◆ SOURCE:
╭──
I’d already returned home to Melbourne on Friday morning when Dr Kevin Lee gave his talk on on healthcare social media. I wrote about his planning for the talk here after Kevin engaged OzDOC for some advice on important topics to cover. I’m really sorry I wasn’t there to hear his presentation, although felt there in spirit after I saw this! (Thanks, Ash!)


I reckon that this is the fourth or fifth year the ADS ADEA have spoken about social media and how healthcare professionals can use it safely. I remember seeing diabetes educator Natalie Wischer give a great talk back in 2012 highlighting the different social media platforms available and how they are being used in diabetes. This was just after we launched the weekly #OzDOC tweetchats and I stood up and gave a plug for our weekly online get-together, urging the HCPs in the room to have a look – to lurk – and see what we were so excited about.

I gave a talk the next year (that’s the photo Dr Kevin Lee used in his talk), encouraging HCPs to engage with the online community. And last year at the Roche Educators Day, I ran two practical workshops about how HCPs could use SoMe to connect, enhance and support diabetes care.
╰──
◆ RECORD LIST:
╭──
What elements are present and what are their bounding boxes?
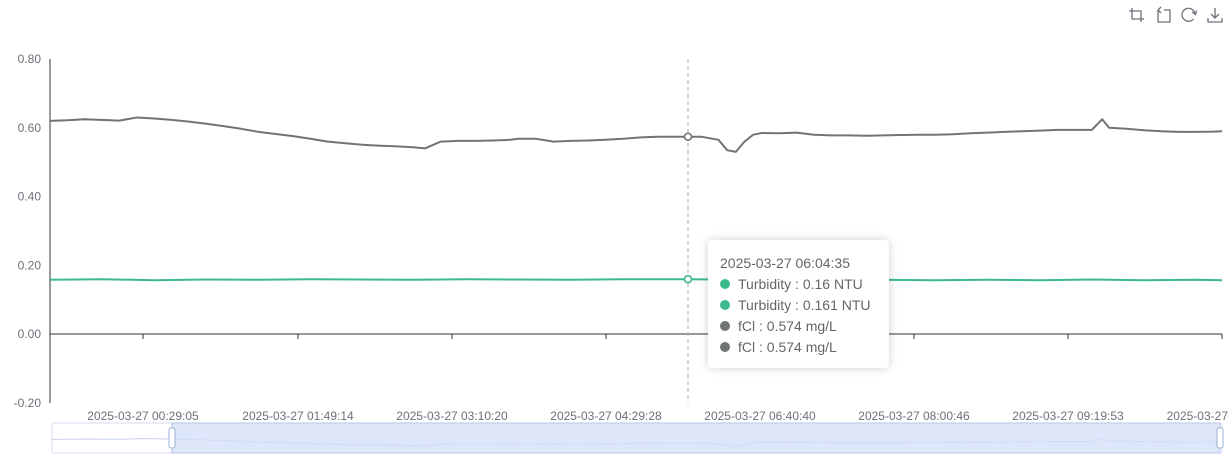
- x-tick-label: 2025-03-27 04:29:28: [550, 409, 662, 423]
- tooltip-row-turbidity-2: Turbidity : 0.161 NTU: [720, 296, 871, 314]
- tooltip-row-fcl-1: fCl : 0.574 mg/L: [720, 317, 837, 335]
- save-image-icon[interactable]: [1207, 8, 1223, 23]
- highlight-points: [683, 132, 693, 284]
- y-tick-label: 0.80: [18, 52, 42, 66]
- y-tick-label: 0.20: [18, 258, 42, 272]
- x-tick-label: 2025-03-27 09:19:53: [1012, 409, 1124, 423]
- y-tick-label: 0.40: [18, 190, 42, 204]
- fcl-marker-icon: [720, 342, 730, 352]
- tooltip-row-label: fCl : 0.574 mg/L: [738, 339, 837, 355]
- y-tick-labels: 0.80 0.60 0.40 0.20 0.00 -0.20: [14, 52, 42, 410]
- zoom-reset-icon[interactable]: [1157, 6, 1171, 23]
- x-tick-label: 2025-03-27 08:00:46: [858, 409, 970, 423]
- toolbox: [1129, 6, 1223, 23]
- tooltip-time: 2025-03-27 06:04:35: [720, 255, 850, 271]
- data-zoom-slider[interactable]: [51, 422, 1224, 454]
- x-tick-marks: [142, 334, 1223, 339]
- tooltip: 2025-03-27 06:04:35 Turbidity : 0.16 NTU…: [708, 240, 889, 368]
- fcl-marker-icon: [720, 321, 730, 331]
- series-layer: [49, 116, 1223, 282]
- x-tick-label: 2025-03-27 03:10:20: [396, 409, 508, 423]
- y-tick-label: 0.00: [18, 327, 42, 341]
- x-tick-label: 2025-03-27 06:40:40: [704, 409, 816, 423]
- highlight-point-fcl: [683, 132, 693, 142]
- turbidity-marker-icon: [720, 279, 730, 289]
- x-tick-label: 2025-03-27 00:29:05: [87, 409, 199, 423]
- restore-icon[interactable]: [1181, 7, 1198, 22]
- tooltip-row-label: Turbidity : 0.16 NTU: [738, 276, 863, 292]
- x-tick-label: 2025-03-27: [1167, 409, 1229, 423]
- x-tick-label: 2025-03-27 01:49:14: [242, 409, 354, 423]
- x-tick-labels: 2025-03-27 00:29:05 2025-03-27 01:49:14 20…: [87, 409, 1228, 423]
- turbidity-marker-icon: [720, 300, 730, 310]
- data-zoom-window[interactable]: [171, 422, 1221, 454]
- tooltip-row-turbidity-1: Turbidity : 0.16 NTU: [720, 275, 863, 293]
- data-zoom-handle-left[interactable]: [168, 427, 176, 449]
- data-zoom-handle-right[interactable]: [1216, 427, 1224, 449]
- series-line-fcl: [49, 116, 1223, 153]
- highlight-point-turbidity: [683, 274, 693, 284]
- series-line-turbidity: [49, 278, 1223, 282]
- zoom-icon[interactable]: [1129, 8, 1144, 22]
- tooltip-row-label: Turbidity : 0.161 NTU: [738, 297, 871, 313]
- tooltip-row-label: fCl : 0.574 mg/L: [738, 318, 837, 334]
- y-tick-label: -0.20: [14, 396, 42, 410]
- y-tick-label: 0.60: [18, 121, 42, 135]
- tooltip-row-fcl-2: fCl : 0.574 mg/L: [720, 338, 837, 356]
╰──
╭──
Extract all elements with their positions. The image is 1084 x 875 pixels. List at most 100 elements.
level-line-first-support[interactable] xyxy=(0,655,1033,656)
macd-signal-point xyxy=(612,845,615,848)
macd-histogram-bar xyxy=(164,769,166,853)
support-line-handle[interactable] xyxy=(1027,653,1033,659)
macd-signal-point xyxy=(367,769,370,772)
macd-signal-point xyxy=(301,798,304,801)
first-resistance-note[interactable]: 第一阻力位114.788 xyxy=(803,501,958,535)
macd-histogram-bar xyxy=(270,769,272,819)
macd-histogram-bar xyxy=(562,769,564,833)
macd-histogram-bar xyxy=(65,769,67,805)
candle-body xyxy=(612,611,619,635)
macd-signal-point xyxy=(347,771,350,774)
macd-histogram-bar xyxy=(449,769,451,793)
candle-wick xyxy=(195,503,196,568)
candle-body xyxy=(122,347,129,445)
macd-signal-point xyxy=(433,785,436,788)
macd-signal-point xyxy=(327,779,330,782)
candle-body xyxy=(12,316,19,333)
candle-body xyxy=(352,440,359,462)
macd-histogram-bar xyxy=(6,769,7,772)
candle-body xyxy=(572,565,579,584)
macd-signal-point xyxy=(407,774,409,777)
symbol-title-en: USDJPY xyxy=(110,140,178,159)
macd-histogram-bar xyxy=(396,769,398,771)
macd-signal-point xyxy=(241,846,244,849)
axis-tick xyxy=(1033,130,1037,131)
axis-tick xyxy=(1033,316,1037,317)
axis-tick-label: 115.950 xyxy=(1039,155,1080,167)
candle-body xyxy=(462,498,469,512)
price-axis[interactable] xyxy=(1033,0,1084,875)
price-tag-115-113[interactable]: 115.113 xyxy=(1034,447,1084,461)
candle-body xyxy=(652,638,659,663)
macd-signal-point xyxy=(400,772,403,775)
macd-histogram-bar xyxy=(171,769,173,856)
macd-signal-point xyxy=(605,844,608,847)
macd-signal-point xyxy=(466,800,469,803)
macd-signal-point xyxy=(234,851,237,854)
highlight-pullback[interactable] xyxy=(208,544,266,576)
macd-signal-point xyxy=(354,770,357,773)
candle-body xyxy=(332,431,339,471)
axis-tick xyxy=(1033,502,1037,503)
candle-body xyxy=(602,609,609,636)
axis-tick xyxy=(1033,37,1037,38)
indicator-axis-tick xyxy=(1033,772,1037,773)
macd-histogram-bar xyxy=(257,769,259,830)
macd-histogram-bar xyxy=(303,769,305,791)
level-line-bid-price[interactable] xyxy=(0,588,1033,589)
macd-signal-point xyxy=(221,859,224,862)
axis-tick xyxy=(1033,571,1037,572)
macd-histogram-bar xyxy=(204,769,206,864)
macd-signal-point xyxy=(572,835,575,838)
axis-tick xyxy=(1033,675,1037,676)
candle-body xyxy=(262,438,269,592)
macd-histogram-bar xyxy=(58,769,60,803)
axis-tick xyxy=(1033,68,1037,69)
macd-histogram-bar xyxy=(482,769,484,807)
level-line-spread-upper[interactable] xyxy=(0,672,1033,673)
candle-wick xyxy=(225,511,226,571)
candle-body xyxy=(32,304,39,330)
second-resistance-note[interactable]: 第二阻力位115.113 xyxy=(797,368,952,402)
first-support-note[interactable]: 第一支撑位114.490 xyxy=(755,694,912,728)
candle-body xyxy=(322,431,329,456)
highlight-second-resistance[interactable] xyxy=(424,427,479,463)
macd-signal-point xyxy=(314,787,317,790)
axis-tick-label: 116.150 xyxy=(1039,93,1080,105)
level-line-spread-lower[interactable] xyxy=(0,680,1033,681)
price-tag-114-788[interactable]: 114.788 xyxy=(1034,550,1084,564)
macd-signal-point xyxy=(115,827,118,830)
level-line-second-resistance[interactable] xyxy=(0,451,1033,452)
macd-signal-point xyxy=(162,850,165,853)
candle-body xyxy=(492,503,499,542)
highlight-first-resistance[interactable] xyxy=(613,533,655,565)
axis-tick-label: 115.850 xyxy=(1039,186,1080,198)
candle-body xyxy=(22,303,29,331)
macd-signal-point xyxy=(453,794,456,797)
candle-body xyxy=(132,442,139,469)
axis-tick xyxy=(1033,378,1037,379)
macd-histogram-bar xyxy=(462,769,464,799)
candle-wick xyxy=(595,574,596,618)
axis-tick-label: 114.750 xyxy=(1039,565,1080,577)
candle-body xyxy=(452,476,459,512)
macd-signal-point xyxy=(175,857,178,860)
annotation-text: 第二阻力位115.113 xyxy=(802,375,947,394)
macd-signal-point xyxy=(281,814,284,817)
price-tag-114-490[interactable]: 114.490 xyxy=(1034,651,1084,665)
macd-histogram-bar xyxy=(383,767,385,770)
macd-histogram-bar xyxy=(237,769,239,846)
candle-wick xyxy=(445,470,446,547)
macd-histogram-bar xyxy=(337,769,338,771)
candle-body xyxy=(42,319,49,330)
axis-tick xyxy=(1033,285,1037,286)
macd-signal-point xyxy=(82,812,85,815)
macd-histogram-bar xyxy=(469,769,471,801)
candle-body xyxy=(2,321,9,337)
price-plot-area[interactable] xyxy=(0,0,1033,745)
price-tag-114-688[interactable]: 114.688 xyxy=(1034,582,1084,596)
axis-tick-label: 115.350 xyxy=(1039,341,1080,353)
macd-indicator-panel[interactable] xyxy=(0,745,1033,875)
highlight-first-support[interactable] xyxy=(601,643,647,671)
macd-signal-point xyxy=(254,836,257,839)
╰──
◆ TASK:
Repeat everything in the blog post on healthcare social media from "I’d already returned" down to "this! (Thanks, Ash!)".

◆ FINISHED EXERCISE:
I’d already returned home to Melbourne on Friday morning when Dr Kevin Lee gave his talk on on healthcare social media. I wrote about his planning for the talk here after Kevin engaged OzDOC for some advice on important topics to cover. I’m really sorry I wasn’t there to hear his presentation, although felt there in spirit after I saw this! (Thanks, Ash!)